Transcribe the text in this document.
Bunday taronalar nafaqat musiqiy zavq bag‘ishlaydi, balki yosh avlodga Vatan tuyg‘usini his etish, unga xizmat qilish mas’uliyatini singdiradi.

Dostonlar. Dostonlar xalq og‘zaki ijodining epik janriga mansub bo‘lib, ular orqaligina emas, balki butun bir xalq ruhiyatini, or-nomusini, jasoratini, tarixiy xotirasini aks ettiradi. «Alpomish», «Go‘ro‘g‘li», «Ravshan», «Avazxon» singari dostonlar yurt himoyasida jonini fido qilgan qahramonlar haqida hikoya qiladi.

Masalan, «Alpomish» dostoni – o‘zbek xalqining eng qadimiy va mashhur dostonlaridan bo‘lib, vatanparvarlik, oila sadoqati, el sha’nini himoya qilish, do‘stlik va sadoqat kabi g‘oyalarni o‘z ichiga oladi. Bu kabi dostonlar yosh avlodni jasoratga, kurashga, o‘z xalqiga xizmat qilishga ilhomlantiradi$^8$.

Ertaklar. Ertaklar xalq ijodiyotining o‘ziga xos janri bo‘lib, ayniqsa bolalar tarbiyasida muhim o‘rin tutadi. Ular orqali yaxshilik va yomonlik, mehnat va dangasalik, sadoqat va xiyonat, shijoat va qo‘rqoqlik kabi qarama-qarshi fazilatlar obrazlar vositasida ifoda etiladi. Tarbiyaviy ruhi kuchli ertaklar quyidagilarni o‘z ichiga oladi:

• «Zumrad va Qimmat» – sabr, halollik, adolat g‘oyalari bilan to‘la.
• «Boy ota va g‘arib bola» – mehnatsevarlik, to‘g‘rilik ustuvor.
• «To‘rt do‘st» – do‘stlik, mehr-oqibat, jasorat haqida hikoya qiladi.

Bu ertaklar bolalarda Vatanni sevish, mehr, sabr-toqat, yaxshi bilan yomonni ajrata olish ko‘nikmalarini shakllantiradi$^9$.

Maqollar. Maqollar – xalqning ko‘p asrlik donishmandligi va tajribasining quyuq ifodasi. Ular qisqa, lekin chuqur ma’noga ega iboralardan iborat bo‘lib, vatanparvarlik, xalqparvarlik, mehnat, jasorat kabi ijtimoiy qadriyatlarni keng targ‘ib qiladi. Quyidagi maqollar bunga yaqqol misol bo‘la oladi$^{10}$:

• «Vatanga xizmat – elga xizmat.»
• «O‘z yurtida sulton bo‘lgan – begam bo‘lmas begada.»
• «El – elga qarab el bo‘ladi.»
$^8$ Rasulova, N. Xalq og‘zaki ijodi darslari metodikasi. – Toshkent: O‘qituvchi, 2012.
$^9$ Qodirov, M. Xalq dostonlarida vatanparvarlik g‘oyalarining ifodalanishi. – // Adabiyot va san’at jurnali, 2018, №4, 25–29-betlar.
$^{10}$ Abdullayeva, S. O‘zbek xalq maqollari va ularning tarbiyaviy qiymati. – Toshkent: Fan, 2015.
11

- **AIM OF THE TASK**:
Restate the whole of the material exactly.

- **TASK RESULT**:
Transcribe the text in this document.
Bunday taronalar nafaqat musiqiy zavq bag‘ishlaydi, balki yosh avlodga Vatan tuyg‘usini his etish, unga xizmat qilish mas’uliyatini singdiradi.

Dostonlar. Dostonlar xalq og‘zaki ijodining epik janriga mansub bo‘lib, ular orqaligina emas, balki butun bir xalq ruhiyatini, or-nomusini, jasoratini, tarixiy xotirasini aks ettiradi. «Alpomish», «Go‘ro‘g‘li», «Ravshan», «Avazxon» singari dostonlar yurt himoyasida jonini fido qilgan qahramonlar haqida hikoya qiladi.

Masalan, «Alpomish» dostoni – o‘zbek xalqining eng qadimiy va mashhur dostonlaridan bo‘lib, vatanparvarlik, oila sadoqati, el sha’nini himoya qilish, do‘stlik va sadoqat kabi g‘oyalarni o‘z ichiga oladi. Bu kabi dostonlar yosh avlodni jasoratga, kurashga, o‘z xalqiga xizmat qilishga ilhomlantiradi$^8$.

Ertaklar. Ertaklar xalq ijodiyotining o‘ziga xos janri bo‘lib, ayniqsa bolalar tarbiyasida muhim o‘rin tutadi. Ular orqali yaxshilik va yomonlik, mehnat va dangasalik, sadoqat va xiyonat, shijoat va qo‘rqoqlik kabi qarama-qarshi fazilatlar obrazlar vositasida ifoda etiladi. Tarbiyaviy ruhi kuchli ertaklar quyidagilarni o‘z ichiga oladi:

• «Zumrad va Qimmat» – sabr, halollik, adolat g‘oyalari bilan to‘la.
• «Boy ota va g‘arib bola» – mehnatsevarlik, to‘g‘rilik ustuvor.
• «To‘rt do‘st» – do‘stlik, mehr-oqibat, jasorat haqida hikoya qiladi.

Bu ertaklar bolalarda Vatanni sevish, mehr, sabr-toqat, yaxshi bilan yomonni ajrata olish ko‘nikmalarini shakllantiradi$^9$.

Maqollar. Maqollar – xalqning ko‘p asrlik donishmandligi va tajribasining quyuq ifodasi. Ular qisqa, lekin chuqur ma’noga ega iboralardan iborat bo‘lib, vatanparvarlik, xalqparvarlik, mehnat, jasorat kabi ijtimoiy qadriyatlarni keng targ‘ib qiladi. Quyidagi maqollar bunga yaqqol misol bo‘la oladi$^{10}$:

• «Vatanga xizmat – elga xizmat.»
• «O‘z yurtida sulton bo‘lgan – begam bo‘lmas begada.»
• «El – elga qarab el bo‘ladi.»
$^8$ Rasulova, N. Xalq og‘zaki ijodi darslari metodikasi. – Toshkent: O‘qituvchi, 2012.
$^9$ Qodirov, M. Xalq dostonlarida vatanparvarlik g‘oyalarining ifodalanishi. – // Adabiyot va san’at jurnali, 2018, №4, 25–29-betlar.
$^{10}$ Abdullayeva, S. O‘zbek xalq maqollari va ularning tarbiyaviy qiymati. – Toshkent: Fan, 2015.
11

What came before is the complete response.